** What needs to be done **
Tally every line of the listing where the string "Printing" is found, and state the total alone.
^^^^
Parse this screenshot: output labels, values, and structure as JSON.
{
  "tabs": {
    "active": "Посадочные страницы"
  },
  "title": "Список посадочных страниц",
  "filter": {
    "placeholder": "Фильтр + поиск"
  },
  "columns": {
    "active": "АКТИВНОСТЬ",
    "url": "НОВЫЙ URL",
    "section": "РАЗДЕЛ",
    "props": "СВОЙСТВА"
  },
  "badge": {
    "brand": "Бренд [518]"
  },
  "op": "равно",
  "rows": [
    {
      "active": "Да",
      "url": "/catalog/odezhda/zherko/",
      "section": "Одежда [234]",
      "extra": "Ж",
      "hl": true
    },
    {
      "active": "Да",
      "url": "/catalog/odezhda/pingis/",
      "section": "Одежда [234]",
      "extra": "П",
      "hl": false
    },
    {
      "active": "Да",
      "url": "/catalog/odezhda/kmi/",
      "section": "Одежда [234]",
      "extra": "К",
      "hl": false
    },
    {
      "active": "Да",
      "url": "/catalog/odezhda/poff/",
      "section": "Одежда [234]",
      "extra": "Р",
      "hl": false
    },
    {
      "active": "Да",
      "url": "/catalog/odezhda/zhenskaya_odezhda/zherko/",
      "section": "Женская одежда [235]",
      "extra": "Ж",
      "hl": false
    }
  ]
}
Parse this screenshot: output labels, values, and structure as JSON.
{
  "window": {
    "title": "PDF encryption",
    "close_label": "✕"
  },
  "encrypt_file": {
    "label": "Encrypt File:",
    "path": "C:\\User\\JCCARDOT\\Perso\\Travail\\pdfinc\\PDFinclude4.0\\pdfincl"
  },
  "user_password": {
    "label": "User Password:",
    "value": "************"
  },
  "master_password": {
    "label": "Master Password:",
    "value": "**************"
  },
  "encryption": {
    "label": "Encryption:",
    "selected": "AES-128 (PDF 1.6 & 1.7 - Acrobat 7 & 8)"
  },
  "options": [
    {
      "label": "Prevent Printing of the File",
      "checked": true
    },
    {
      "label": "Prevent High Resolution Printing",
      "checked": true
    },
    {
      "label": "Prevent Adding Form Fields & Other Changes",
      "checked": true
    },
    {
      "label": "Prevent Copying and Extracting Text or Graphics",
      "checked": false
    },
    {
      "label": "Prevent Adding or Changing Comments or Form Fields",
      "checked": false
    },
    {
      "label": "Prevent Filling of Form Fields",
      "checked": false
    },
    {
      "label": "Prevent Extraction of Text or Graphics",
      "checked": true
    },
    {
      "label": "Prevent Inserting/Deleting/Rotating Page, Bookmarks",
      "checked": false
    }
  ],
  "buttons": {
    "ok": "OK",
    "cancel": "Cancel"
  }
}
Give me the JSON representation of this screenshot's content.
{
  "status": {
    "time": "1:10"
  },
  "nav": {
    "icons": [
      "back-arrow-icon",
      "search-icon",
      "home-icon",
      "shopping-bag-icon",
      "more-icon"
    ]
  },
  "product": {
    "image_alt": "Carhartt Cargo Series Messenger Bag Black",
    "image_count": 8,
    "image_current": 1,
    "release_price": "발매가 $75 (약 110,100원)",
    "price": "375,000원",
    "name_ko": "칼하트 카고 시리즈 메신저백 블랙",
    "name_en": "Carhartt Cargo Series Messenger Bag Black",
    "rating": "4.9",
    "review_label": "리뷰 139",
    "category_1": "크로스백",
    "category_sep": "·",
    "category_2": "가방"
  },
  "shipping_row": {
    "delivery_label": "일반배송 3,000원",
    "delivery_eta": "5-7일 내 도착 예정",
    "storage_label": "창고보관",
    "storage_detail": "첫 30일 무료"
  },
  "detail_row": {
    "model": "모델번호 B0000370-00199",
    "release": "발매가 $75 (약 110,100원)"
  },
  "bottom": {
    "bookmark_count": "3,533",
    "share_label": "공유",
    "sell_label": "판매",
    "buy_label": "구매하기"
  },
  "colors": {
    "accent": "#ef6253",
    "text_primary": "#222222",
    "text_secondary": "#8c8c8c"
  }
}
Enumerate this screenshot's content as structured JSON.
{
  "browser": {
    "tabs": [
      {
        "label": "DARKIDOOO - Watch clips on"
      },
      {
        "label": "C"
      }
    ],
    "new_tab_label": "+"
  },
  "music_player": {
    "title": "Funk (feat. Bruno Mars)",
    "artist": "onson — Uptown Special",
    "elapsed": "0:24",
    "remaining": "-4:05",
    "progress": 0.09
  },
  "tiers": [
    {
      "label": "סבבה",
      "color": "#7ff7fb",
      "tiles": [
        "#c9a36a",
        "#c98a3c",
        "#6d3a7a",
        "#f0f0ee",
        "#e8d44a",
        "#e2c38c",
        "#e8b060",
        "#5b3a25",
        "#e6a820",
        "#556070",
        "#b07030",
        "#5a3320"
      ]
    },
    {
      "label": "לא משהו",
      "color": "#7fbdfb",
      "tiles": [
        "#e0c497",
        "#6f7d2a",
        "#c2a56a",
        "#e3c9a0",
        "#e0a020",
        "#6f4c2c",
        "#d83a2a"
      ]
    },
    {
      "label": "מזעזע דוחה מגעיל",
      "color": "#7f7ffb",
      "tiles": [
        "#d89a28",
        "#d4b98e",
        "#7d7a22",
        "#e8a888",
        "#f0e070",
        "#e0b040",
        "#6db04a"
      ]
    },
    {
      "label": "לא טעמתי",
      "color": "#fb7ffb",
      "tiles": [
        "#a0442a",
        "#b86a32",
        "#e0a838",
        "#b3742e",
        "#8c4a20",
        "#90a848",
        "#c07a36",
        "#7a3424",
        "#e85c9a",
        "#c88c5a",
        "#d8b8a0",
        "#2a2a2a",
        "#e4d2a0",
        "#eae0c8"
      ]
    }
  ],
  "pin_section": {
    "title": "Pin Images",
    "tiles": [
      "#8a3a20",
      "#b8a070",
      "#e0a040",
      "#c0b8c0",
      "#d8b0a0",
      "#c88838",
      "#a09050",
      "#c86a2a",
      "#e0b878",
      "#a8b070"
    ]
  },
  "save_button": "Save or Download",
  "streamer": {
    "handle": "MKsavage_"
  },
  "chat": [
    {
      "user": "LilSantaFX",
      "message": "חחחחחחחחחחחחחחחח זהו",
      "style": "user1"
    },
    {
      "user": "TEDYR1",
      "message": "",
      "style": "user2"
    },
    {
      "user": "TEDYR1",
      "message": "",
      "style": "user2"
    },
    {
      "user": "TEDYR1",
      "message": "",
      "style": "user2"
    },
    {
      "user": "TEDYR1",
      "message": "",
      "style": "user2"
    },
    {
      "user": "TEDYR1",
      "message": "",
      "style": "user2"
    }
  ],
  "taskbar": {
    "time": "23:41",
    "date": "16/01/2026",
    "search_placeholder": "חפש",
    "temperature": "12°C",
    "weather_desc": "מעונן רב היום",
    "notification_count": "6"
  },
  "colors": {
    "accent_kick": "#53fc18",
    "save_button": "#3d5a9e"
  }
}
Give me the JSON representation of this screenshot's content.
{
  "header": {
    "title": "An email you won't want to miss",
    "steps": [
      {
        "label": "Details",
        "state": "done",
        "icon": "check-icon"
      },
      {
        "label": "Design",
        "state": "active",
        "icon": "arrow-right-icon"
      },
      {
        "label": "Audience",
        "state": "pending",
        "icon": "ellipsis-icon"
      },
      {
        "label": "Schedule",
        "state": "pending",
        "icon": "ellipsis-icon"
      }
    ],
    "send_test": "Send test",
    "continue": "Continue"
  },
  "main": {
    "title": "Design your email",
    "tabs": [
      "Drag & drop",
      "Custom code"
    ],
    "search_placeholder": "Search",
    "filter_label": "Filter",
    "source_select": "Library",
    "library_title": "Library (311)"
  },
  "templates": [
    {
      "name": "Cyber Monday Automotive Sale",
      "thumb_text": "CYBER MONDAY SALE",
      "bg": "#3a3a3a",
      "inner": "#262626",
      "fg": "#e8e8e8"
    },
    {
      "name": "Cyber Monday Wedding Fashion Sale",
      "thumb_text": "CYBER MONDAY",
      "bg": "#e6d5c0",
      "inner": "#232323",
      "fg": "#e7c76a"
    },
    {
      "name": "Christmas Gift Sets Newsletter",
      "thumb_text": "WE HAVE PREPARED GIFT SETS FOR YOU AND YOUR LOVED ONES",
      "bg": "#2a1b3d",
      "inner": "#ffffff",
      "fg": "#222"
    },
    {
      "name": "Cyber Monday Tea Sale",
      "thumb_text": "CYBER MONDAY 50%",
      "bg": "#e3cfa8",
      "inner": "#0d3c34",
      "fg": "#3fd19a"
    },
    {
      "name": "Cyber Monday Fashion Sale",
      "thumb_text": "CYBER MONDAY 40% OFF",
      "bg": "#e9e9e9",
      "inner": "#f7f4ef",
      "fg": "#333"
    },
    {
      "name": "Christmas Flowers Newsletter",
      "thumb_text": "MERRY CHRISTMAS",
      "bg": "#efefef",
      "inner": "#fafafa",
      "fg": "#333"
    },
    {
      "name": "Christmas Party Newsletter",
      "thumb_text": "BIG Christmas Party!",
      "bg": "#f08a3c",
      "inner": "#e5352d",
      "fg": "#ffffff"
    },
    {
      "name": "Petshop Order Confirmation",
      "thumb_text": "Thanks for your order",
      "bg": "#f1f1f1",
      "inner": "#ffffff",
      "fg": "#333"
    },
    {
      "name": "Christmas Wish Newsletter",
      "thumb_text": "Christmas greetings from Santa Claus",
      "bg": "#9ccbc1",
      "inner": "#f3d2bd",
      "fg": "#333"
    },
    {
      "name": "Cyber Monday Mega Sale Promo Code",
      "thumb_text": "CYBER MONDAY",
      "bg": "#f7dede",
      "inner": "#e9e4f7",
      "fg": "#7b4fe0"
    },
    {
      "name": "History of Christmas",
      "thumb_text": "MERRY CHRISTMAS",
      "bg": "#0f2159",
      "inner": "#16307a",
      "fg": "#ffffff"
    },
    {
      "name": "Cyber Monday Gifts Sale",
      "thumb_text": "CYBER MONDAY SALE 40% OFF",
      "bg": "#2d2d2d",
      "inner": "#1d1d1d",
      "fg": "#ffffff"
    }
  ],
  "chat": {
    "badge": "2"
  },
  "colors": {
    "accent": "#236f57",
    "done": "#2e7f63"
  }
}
^^^^
** Result of this task **
2